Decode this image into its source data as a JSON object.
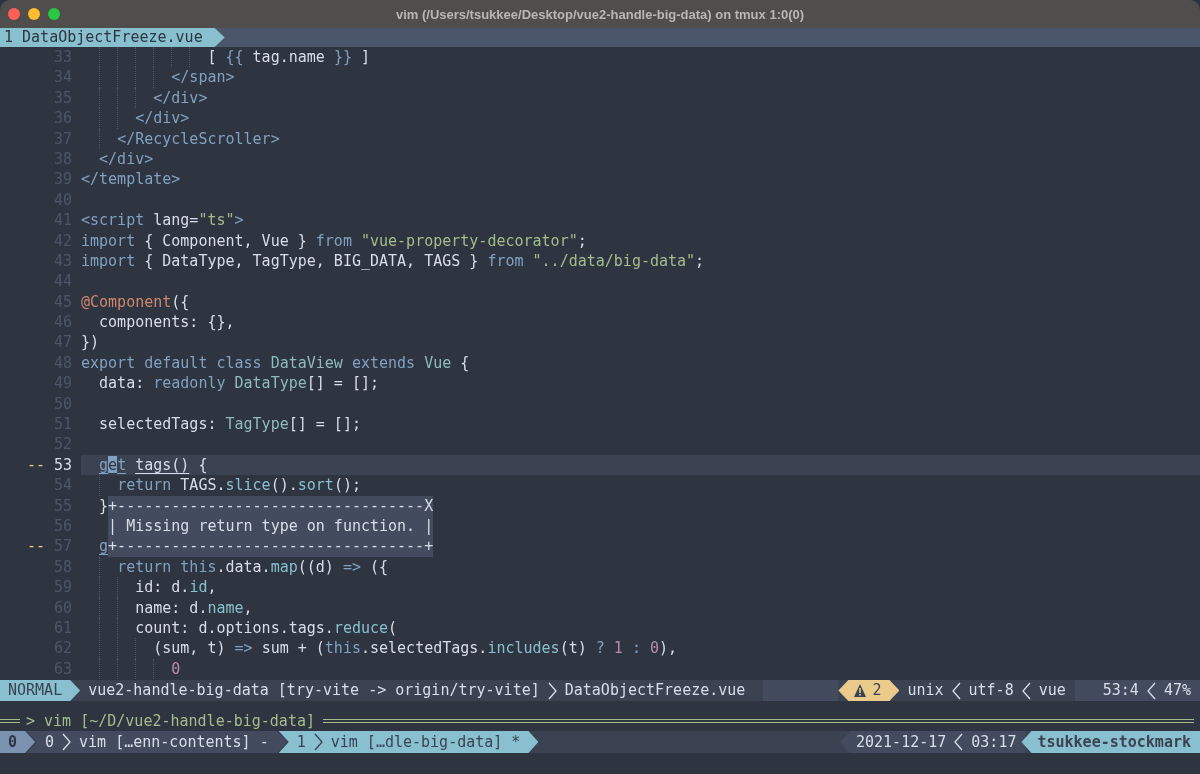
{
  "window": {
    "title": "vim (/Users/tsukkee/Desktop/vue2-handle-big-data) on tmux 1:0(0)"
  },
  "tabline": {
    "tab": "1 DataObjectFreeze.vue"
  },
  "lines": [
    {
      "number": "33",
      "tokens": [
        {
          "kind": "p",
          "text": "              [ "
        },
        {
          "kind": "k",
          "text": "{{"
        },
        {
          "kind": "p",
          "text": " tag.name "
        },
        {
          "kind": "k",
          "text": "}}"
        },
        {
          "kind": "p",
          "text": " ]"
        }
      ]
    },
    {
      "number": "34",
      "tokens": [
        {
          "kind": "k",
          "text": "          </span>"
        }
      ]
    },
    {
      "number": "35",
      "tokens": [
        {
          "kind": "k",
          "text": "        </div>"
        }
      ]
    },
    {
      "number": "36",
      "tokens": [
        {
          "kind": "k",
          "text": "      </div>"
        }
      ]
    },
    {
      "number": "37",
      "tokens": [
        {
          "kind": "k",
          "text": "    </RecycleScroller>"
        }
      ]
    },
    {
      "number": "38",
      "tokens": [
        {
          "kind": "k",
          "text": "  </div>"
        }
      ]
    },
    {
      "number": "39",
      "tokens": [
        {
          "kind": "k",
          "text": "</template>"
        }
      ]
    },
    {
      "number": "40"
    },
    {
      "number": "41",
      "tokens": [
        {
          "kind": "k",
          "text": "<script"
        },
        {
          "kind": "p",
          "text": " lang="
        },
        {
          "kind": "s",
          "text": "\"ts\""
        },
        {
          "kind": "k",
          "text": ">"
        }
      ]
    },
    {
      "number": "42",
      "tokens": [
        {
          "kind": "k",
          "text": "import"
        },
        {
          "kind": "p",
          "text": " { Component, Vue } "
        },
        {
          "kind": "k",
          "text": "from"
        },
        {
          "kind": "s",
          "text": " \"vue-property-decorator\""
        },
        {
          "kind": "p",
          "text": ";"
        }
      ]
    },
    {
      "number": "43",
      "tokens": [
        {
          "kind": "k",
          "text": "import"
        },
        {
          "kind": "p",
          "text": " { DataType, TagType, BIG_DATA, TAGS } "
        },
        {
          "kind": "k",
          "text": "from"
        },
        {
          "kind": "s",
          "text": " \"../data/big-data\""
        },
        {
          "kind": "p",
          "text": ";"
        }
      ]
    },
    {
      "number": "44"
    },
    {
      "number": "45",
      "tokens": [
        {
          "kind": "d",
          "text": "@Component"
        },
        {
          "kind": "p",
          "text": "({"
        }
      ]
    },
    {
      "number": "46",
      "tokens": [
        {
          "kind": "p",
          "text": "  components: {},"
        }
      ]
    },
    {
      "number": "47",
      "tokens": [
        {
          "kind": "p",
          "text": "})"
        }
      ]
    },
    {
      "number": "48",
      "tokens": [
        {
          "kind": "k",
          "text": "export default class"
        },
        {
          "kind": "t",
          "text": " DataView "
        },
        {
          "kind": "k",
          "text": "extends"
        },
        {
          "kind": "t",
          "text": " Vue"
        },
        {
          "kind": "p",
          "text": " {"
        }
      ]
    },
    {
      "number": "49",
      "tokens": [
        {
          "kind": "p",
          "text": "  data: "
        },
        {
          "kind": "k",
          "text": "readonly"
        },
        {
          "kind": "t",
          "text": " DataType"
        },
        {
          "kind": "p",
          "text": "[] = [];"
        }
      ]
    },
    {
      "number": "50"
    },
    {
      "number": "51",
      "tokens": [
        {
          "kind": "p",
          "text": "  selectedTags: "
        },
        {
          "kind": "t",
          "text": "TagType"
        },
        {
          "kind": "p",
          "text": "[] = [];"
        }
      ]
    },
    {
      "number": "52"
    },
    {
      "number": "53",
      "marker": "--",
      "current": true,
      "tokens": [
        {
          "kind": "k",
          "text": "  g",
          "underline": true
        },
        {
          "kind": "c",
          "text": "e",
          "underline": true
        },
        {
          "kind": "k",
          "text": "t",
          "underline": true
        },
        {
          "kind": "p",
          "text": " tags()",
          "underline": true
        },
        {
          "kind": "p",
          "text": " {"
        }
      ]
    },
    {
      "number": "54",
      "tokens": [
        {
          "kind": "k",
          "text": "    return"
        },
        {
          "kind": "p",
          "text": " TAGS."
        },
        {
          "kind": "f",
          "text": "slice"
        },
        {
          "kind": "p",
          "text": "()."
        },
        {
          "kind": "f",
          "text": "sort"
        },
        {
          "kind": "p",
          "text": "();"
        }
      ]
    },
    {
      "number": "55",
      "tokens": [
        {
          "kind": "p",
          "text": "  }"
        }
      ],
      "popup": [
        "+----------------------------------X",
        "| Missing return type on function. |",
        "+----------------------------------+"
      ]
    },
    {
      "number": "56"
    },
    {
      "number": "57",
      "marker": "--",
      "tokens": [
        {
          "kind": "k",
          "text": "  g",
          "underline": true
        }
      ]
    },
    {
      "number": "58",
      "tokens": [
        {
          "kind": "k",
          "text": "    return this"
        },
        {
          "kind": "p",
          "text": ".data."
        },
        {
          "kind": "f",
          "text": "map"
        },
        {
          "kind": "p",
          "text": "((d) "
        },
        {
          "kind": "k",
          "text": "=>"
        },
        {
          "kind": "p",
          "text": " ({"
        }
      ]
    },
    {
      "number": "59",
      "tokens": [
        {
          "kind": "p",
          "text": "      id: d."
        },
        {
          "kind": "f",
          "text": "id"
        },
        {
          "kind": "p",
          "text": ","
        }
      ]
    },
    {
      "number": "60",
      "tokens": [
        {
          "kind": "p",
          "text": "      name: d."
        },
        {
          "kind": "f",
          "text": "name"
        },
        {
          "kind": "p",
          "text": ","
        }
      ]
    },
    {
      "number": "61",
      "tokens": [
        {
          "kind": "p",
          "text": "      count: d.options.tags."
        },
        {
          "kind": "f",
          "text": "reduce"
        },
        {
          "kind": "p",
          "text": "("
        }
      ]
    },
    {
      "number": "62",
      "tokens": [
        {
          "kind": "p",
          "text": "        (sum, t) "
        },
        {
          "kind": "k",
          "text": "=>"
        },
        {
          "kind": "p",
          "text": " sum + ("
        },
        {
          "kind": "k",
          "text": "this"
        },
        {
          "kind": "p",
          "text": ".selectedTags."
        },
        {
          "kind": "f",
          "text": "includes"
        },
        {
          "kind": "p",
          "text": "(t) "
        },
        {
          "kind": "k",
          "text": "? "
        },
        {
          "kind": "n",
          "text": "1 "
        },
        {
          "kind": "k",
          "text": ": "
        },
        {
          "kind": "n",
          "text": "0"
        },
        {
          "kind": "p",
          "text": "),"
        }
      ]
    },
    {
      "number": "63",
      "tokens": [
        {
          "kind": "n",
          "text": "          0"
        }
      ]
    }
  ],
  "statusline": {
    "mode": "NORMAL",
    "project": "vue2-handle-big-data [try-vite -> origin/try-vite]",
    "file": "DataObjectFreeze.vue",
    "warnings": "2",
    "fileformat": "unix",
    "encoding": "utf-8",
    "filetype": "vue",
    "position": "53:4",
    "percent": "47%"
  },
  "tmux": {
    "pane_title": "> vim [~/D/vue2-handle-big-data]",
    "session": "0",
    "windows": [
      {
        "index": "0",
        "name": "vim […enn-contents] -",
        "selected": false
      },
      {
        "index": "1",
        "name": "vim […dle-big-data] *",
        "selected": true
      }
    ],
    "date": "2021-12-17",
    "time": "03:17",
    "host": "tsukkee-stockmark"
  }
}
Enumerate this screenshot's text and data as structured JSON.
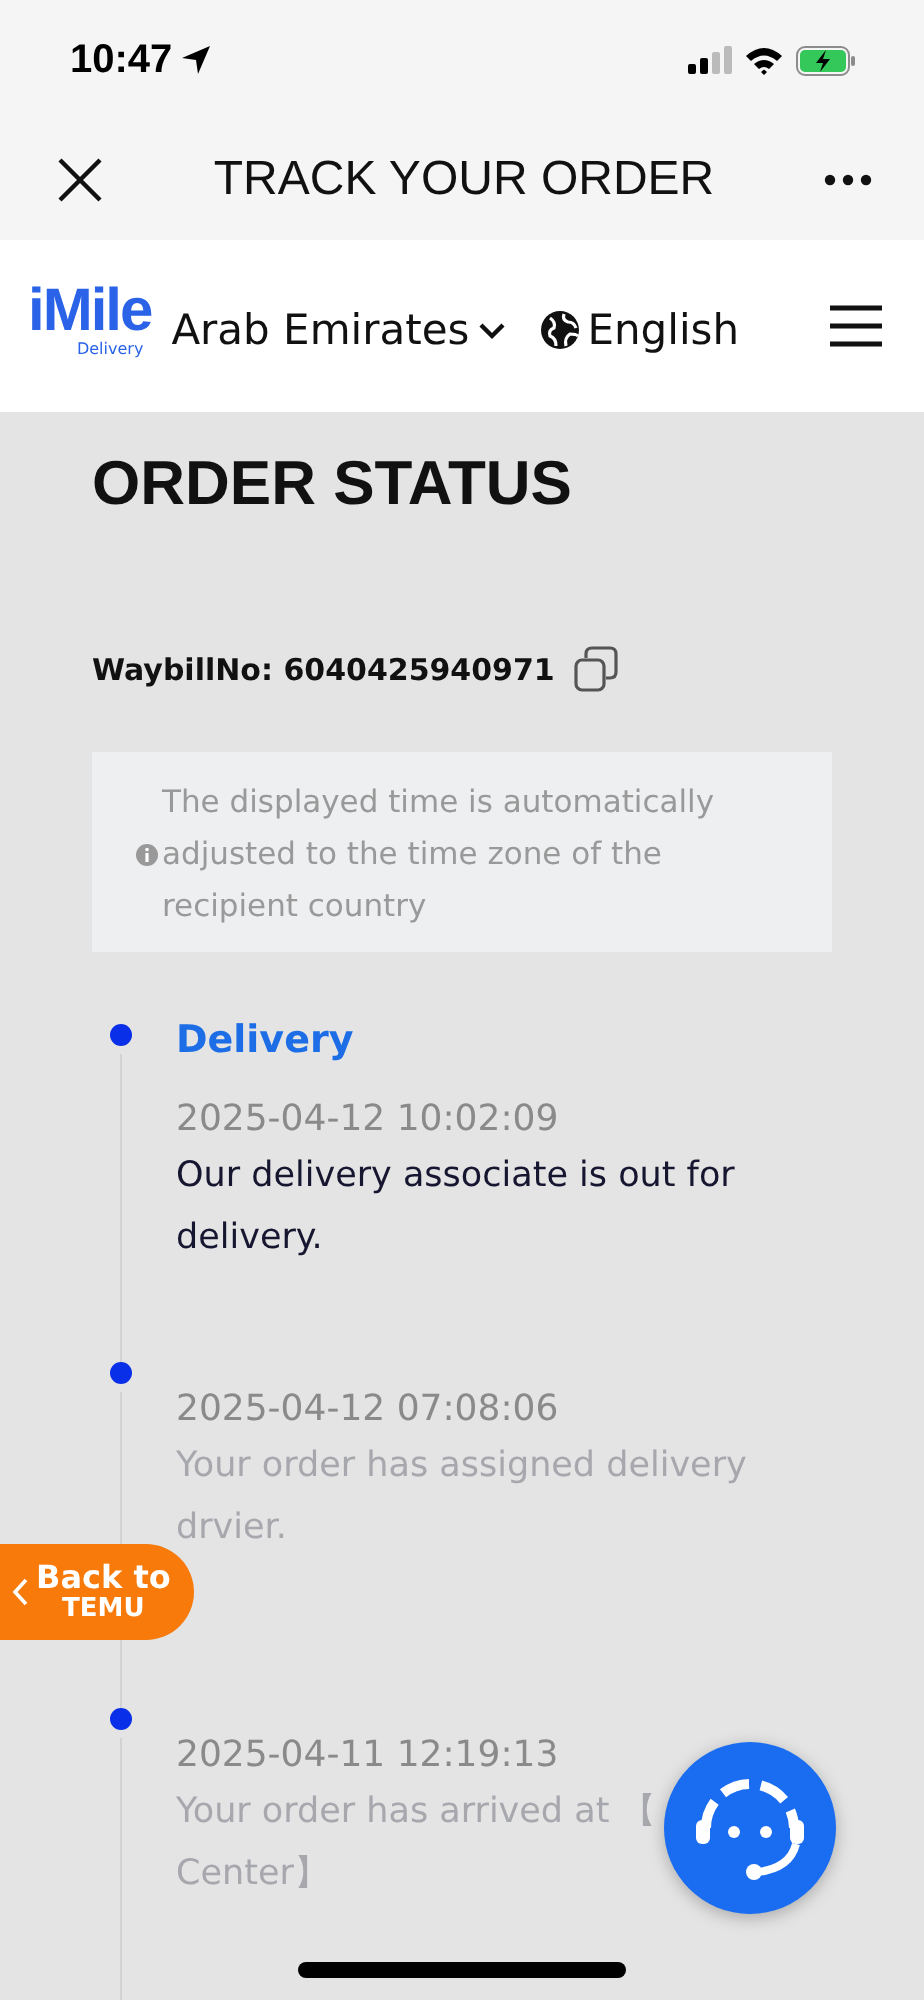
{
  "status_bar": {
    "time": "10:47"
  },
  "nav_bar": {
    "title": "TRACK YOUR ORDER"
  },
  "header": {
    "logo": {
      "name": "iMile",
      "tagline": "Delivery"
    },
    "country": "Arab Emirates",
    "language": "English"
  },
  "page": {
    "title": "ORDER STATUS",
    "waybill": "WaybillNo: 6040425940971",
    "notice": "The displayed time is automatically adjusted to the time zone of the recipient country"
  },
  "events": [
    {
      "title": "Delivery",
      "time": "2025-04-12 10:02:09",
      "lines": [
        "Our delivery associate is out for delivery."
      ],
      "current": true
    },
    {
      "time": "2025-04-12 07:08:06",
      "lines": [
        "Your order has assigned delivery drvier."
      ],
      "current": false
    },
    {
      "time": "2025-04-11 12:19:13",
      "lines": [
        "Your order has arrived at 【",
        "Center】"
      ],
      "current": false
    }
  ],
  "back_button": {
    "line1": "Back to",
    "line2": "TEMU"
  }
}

· · · · ·

### TASK
State how many lines of the listing above hold the word "this", with nothing but the number.

### RESULT BELOW
4